Do this:
Look for "text" in each line of the entries, and return the matching lines.
* Begin Data excerpts *
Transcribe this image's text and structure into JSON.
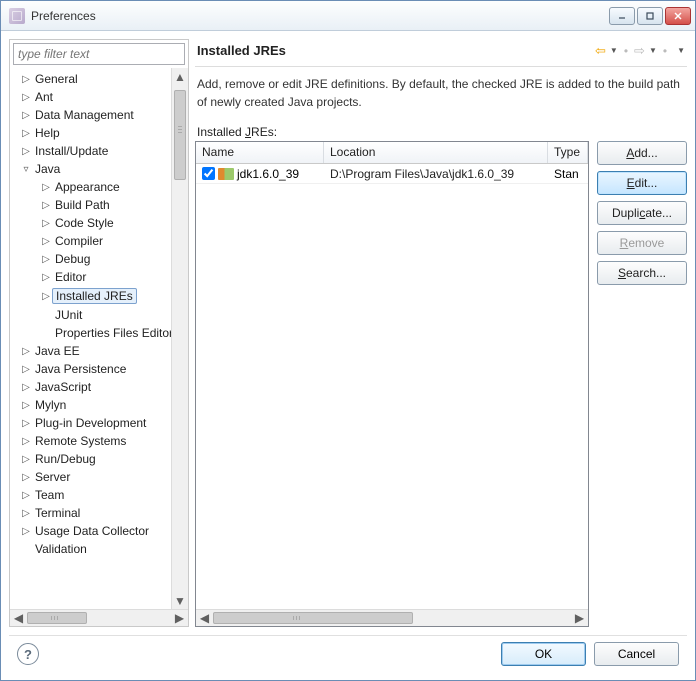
{
  "window": {
    "title": "Preferences"
  },
  "filter": {
    "placeholder": "type filter text"
  },
  "tree": [
    {
      "label": "General",
      "level": 0,
      "expand": "▷"
    },
    {
      "label": "Ant",
      "level": 0,
      "expand": "▷"
    },
    {
      "label": "Data Management",
      "level": 0,
      "expand": "▷"
    },
    {
      "label": "Help",
      "level": 0,
      "expand": "▷"
    },
    {
      "label": "Install/Update",
      "level": 0,
      "expand": "▷"
    },
    {
      "label": "Java",
      "level": 0,
      "expand": "▿"
    },
    {
      "label": "Appearance",
      "level": 1,
      "expand": "▷"
    },
    {
      "label": "Build Path",
      "level": 1,
      "expand": "▷"
    },
    {
      "label": "Code Style",
      "level": 1,
      "expand": "▷"
    },
    {
      "label": "Compiler",
      "level": 1,
      "expand": "▷"
    },
    {
      "label": "Debug",
      "level": 1,
      "expand": "▷"
    },
    {
      "label": "Editor",
      "level": 1,
      "expand": "▷"
    },
    {
      "label": "Installed JREs",
      "level": 1,
      "expand": "▷",
      "selected": true
    },
    {
      "label": "JUnit",
      "level": 1,
      "expand": ""
    },
    {
      "label": "Properties Files Editor",
      "level": 1,
      "expand": ""
    },
    {
      "label": "Java EE",
      "level": 0,
      "expand": "▷"
    },
    {
      "label": "Java Persistence",
      "level": 0,
      "expand": "▷"
    },
    {
      "label": "JavaScript",
      "level": 0,
      "expand": "▷"
    },
    {
      "label": "Mylyn",
      "level": 0,
      "expand": "▷"
    },
    {
      "label": "Plug-in Development",
      "level": 0,
      "expand": "▷"
    },
    {
      "label": "Remote Systems",
      "level": 0,
      "expand": "▷"
    },
    {
      "label": "Run/Debug",
      "level": 0,
      "expand": "▷"
    },
    {
      "label": "Server",
      "level": 0,
      "expand": "▷"
    },
    {
      "label": "Team",
      "level": 0,
      "expand": "▷"
    },
    {
      "label": "Terminal",
      "level": 0,
      "expand": "▷"
    },
    {
      "label": "Usage Data Collector",
      "level": 0,
      "expand": "▷"
    },
    {
      "label": "Validation",
      "level": 0,
      "expand": ""
    }
  ],
  "section": {
    "title": "Installed JREs",
    "description": "Add, remove or edit JRE definitions. By default, the checked JRE is added to the build path of newly created Java projects.",
    "table_label_pre": "Installed ",
    "table_label_u": "J",
    "table_label_post": "REs:",
    "columns": {
      "name": "Name",
      "location": "Location",
      "type": "Type"
    },
    "rows": [
      {
        "checked": true,
        "name": "jdk1.6.0_39",
        "location": "D:\\Program Files\\Java\\jdk1.6.0_39",
        "type": "Stan"
      }
    ]
  },
  "buttons": {
    "add_u": "A",
    "add_post": "dd...",
    "edit_u": "E",
    "edit_post": "dit...",
    "dup_pre": "Dupli",
    "dup_u": "c",
    "dup_post": "ate...",
    "rem_u": "R",
    "rem_post": "emove",
    "search_u": "S",
    "search_post": "earch..."
  },
  "footer": {
    "ok": "OK",
    "cancel": "Cancel"
  }
}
* End Data excerpts *
Answer below:
Transcribe this image's text and structure into JSON.
    "placeholder": "type filter text"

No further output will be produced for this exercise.